**Set task**:
Answer these questions from the balloon launch discussion:
1. From where is the launch planned, and to roughly what altitude?
2. What does the onboard IMU use to work out its orientation?
3. When does the filter automatically move out of the way?

**Text passage**:
· · · · ·

We have several cameras on board, including one that points at the sun and one that takes video. It all gets live-streamed to the ground (actually, that's my contribution to the project - the communications system) and sent off to YouTube.
We're launching from New Brunswick, Canada, and we'll be going up to about 30km, or 100k feet. So the clouds definitely won't be an issue for us.
How do you keep a camera pointed when attached to a balloon? I've done a similar balloon launch, but very much on the cheap. Our payload had no stabilization, so it just acted as a pendulum under the balloon, and would spin as the torsion of the rope commanded. I've had thoughts after seeing those results, but just never had the opportunity to try it again. Based on the pics on your link, my balloon looked very similar. I'm guessing you'll be using a totally different balloon than those on the landing page.
Our payload has no stabilization either, and in past launches we've had quite a bit of rotation and swinging. Here's a video of one of last launch, for reference: https://peertube.scd31.com/w/7CQCYB4BmJzngoZTiMociY
To point the camera we have a lot of clever software and hardware. I didn't have any part in it, so I'll try to explain it as best I can. There's a diagram here, which hopefully will help you to follow along: https://eclipseplus.ca/Project_Details/Payload_Design/
We have a fixed camera mounted above a mirror. The mirror is on a special gimbal, which can be maneuvered using two servos and a bit of math. For coarse aiming, we have an IMU on board which uses the magnetic field of the Earth to figure out its orientation. For fine aiming, we do a bit of image processing to try and center the sun in the field of view of the camera. It's not perfect, but since we're only capturing still images, it's okay if not all the images have the sun in view.
Also of note is the filter, which starts in-place (to protect the optics) and automatically moves out of the way during totality. It also moves back into place afterwards so that we can continue safely taking images after the eclipse.
The balloons on the landing page are accurate! Those pictures are from past launches, which used the same payload (with some changes between each launch)
That's a much more hacker way that my thoughts of adding a swivel to the rope and some sort of tail on the payload to attempt to keep it oriented with the wind. I will definitely keep an eye on your project to see how it works out. It sounds like an interesting idea to be sure. Good luck! Just remember that whatever is happening with the balloon to at least enjoy the event for yourself as well
I wonder if you could attach multiple lines to a bar/triangle that's fixed under the balloon. This would eliminate the rope twisting/untwisting, but of course nothing stops the balloon itself from rotating.

· · · · ·

[Stored entries]
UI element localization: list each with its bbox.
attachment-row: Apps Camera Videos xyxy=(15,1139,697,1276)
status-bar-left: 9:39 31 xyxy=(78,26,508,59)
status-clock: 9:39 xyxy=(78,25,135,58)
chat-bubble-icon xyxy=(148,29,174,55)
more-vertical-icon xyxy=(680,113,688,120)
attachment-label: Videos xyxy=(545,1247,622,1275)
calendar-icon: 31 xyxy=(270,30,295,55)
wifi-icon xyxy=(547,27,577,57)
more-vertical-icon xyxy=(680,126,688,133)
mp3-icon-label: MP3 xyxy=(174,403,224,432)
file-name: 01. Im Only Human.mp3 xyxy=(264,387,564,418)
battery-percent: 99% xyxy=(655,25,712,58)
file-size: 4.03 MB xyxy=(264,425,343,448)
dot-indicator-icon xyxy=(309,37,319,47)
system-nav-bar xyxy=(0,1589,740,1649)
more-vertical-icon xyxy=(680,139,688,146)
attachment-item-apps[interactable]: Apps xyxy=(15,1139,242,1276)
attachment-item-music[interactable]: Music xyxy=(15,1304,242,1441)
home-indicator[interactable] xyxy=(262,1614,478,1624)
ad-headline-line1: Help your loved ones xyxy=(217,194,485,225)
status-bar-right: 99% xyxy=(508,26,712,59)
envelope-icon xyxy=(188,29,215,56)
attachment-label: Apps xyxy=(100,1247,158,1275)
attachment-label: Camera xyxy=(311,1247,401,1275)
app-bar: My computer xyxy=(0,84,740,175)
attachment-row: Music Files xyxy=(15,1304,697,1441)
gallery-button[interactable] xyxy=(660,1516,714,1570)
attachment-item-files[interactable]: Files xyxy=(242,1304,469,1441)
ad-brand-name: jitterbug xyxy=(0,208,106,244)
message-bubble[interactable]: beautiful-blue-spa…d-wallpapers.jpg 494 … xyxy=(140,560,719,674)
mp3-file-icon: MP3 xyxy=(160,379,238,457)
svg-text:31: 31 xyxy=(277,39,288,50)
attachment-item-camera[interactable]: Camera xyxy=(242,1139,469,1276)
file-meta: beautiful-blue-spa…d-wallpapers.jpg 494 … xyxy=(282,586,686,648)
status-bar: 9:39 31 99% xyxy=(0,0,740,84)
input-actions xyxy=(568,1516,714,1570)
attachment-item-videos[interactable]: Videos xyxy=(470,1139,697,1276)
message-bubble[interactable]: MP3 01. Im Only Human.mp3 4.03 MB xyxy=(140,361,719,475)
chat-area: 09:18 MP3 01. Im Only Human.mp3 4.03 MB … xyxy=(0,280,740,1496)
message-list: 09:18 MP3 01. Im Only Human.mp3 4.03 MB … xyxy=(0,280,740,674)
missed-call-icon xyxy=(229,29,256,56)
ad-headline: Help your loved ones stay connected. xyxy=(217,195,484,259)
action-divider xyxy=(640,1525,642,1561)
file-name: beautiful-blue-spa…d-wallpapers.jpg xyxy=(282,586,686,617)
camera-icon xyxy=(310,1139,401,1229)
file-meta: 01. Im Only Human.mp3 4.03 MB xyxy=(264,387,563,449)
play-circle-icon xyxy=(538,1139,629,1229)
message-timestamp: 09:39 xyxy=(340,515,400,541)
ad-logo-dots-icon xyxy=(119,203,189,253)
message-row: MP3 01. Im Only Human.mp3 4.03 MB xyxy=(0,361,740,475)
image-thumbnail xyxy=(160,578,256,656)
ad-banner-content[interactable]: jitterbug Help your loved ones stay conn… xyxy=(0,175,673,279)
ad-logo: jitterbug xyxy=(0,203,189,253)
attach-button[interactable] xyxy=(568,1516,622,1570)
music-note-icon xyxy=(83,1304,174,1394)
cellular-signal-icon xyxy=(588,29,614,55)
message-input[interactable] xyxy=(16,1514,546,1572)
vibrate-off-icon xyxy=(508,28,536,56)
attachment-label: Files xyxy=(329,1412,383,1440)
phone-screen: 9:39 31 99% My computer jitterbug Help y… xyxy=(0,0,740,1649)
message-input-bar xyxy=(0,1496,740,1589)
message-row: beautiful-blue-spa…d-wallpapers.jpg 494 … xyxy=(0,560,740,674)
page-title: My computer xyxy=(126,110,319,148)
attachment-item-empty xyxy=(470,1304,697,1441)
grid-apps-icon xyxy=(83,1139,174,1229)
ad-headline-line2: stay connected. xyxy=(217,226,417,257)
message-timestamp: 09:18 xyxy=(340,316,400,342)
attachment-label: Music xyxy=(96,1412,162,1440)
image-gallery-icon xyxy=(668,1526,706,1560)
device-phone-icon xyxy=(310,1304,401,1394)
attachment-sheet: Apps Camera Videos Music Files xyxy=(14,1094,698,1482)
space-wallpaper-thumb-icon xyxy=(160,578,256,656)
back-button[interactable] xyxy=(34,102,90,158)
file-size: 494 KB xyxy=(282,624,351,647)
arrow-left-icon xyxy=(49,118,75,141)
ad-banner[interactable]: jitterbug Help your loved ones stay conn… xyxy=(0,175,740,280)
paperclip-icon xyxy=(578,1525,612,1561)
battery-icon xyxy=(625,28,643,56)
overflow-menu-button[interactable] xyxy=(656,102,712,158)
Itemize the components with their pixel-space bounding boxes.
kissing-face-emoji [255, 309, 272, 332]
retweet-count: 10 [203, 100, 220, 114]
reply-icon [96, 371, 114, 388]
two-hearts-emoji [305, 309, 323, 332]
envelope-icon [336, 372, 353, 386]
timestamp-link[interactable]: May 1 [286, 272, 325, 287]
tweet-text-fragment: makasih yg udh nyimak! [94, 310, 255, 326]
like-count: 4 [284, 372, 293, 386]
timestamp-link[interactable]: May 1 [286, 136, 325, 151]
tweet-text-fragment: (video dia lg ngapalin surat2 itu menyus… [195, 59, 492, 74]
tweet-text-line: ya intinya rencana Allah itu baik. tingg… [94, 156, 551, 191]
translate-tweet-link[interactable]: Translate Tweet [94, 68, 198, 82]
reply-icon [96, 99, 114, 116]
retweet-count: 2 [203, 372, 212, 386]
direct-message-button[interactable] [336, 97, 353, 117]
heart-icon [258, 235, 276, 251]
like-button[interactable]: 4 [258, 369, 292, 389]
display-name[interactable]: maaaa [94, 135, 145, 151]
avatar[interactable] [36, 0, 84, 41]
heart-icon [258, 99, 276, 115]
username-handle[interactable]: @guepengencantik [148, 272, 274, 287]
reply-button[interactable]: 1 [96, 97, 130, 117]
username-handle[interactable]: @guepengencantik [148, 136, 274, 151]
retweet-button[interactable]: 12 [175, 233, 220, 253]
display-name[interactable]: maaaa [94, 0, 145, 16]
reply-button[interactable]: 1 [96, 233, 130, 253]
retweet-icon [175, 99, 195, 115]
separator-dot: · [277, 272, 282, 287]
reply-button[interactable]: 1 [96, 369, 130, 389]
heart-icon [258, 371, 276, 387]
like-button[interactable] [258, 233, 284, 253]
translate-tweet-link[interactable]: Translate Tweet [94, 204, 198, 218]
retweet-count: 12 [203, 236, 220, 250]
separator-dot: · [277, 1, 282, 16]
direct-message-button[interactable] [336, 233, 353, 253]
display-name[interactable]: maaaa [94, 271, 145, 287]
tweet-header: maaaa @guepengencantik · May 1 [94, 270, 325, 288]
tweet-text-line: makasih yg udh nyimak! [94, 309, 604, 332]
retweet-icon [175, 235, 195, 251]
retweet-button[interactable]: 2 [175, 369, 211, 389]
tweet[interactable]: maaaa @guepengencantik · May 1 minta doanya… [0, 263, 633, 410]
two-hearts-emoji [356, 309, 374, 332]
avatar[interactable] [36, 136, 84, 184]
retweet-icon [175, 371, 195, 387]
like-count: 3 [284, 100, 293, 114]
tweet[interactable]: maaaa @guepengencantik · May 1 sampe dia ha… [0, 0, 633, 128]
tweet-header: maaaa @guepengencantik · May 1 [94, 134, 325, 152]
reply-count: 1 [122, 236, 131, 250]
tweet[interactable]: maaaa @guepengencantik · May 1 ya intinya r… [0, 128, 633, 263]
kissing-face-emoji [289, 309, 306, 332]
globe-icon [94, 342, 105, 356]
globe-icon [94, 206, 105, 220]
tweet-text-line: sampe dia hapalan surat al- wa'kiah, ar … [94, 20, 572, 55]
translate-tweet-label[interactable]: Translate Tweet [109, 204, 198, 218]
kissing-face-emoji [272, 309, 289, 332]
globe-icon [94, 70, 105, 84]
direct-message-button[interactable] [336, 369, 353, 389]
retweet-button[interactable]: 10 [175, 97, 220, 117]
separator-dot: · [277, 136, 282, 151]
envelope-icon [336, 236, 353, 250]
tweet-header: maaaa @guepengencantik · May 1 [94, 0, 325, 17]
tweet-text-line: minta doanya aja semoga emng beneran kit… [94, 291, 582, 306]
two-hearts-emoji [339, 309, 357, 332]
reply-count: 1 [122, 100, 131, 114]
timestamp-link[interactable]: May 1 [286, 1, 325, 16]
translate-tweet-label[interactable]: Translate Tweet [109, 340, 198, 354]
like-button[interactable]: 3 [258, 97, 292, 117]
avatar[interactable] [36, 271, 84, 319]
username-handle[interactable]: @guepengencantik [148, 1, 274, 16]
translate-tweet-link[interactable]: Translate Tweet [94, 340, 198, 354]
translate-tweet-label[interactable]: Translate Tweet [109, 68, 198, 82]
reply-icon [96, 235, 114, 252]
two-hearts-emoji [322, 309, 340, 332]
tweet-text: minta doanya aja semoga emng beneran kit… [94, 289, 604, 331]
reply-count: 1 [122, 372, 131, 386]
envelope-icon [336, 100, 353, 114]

· · · · ·

**Result**:
1. From New Brunswick, Canada, up to about 30 km (100k feet).
2. The magnetic field of the Earth.
3. During totality.